— Set problem —
Count every line of the material that holds the string "Brown". Respond with the total only.

— Exercise data —
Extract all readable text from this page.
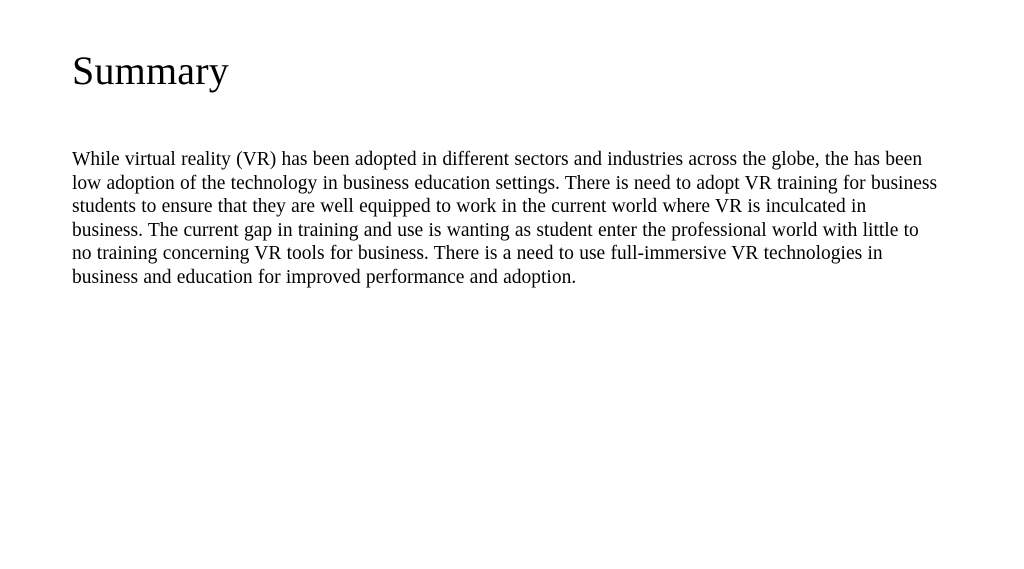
Summary

While virtual reality (VR) has been adopted in different sectors and industries across the globe, the has been low adoption of the technology in business education settings. There is need to adopt VR training for business students to ensure that they are well equipped to work in the current world where VR is inculcated in business. The current gap in training and use is wanting as student enter the professional world with little to no training concerning VR tools for business. There is a need to use full-immersive VR technologies in business and education for improved performance and adoption.
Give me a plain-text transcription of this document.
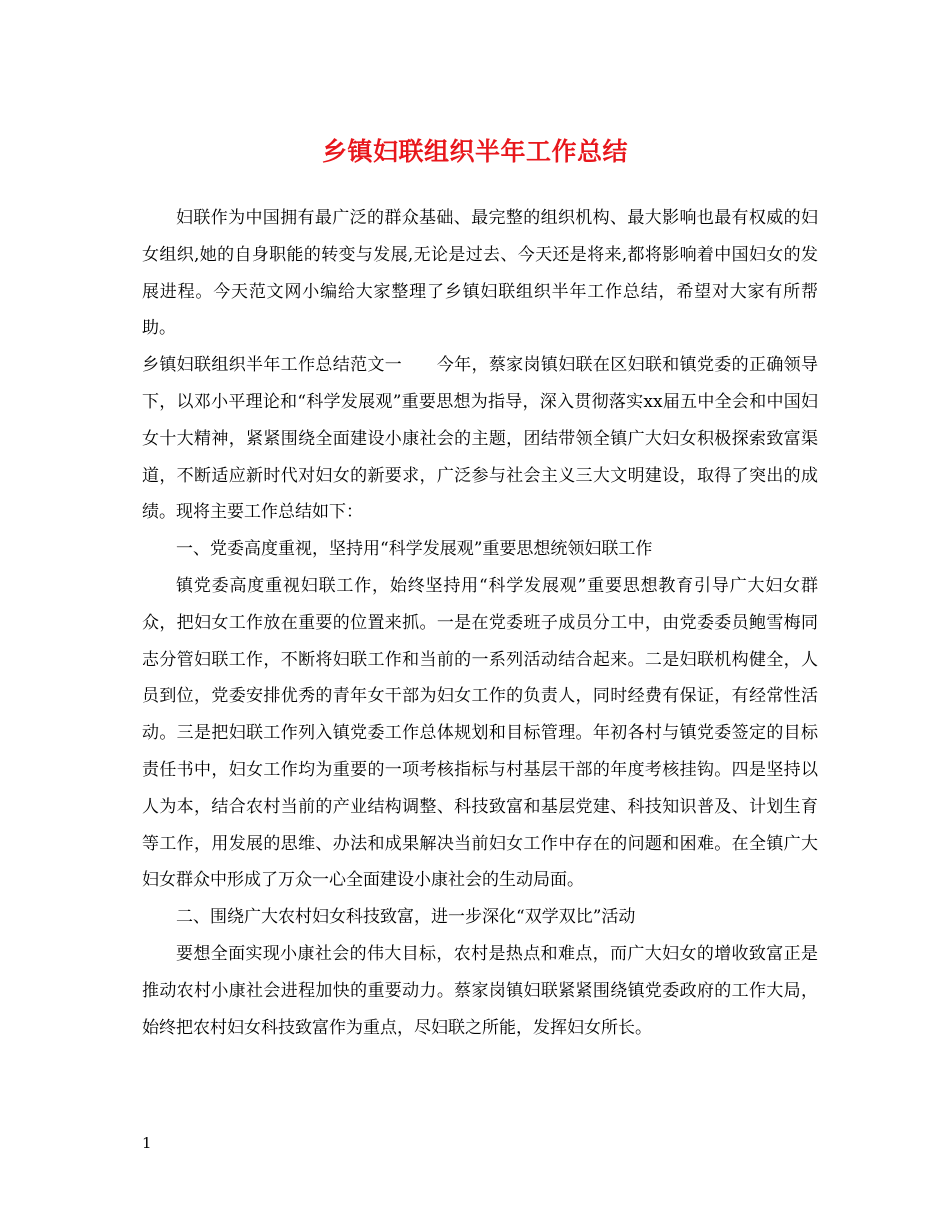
乡镇妇联组织半年工作总结

妇联作为中国拥有最广泛的群众基础、最完整的组织机构、最大影响也最有权威的妇女组织,她的自身职能的转变与发展,无论是过去、今天还是将来,都将影响着中国妇女的发展进程。今天范文网小编给大家整理了乡镇妇联组织半年工作总结，希望对大家有所帮助。

乡镇妇联组织半年工作总结范文一　　今年，蔡家岗镇妇联在区妇联和镇党委的正确领导下，以邓小平理论和“科学发展观”重要思想为指导，深入贯彻落实xx届五中全会和中国妇女十大精神，紧紧围绕全面建设小康社会的主题，团结带领全镇广大妇女积极探索致富渠道，不断适应新时代对妇女的新要求，广泛参与社会主义三大文明建设，取得了突出的成绩。现将主要工作总结如下：

一、党委高度重视，坚持用“科学发展观”重要思想统领妇联工作

镇党委高度重视妇联工作，始终坚持用“科学发展观”重要思想教育引导广大妇女群众，把妇女工作放在重要的位置来抓。一是在党委班子成员分工中，由党委委员鲍雪梅同志分管妇联工作，不断将妇联工作和当前的一系列活动结合起来。二是妇联机构健全，人员到位，党委安排优秀的青年女干部为妇女工作的负责人，同时经费有保证，有经常性活动。三是把妇联工作列入镇党委工作总体规划和目标管理。年初各村与镇党委签定的目标责任书中，妇女工作均为重要的一项考核指标与村基层干部的年度考核挂钩。四是坚持以人为本，结合农村当前的产业结构调整、科技致富和基层党建、科技知识普及、计划生育等工作，用发展的思维、办法和成果解决当前妇女工作中存在的问题和困难。在全镇广大妇女群众中形成了万众一心全面建设小康社会的生动局面。

二、围绕广大农村妇女科技致富，进一步深化“双学双比”活动

要想全面实现小康社会的伟大目标，农村是热点和难点，而广大妇女的增收致富正是推动农村小康社会进程加快的重要动力。蔡家岗镇妇联紧紧围绕镇党委政府的工作大局，始终把农村妇女科技致富作为重点，尽妇联之所能，发挥妇女所长。

1
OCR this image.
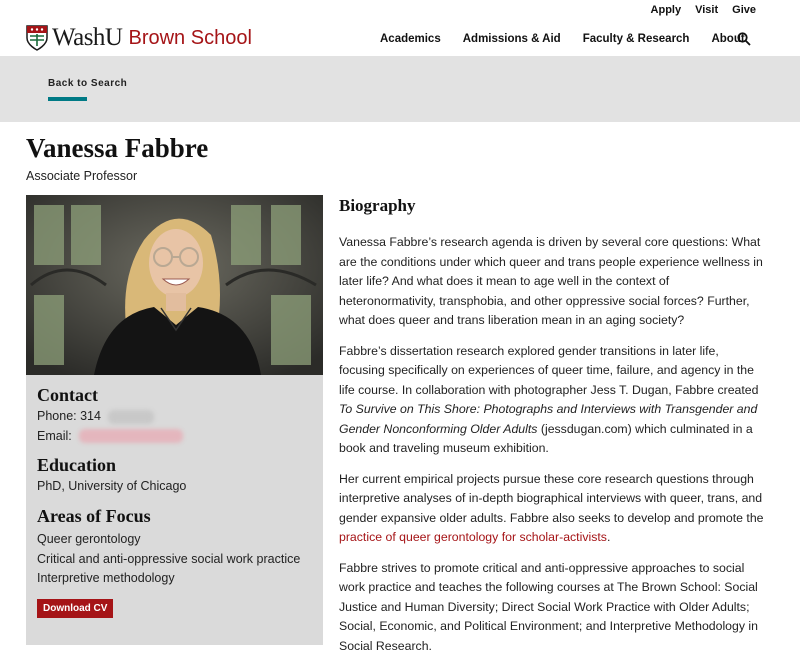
Apply Visit Give
WashU Brown School	Academics Admissions & Aid Faculty & Research About
Back to Search
Vanessa Fabbre
Associate Professor
Contact
Phone: 314
Email:
Education
PhD, University of Chicago
Areas of Focus
Queer gerontology
Critical and anti-oppressive social work practice
Interpretive methodology
Download CV
Biography

Vanessa Fabbre’s research agenda is driven by several core questions: What are the conditions under which queer and trans people experience wellness in later life? And what does it mean to age well in the context of heteronormativity, transphobia, and other oppressive social forces? Further, what does queer and trans liberation mean in an aging society?

Fabbre’s dissertation research explored gender transitions in later life, focusing specifically on experiences of queer time, failure, and agency in the life course. In collaboration with photographer Jess T. Dugan, Fabbre created To Survive on This Shore: Photographs and Interviews with Transgender and Gender Nonconforming Older Adults (jessdugan.com) which culminated in a book and traveling museum exhibition.

Her current empirical projects pursue these core research questions through interpretive analyses of in-depth biographical interviews with queer, trans, and gender expansive older adults. Fabbre also seeks to develop and promote the practice of queer gerontology for scholar-activists.

Fabbre strives to promote critical and anti-oppressive approaches to social work practice and teaches the following courses at The Brown School: Social Justice and Human Diversity; Direct Social Work Practice with Older Adults; Social, Economic, and Political Environment; and Interpretive Methodology in Social Research.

— Correct response —
2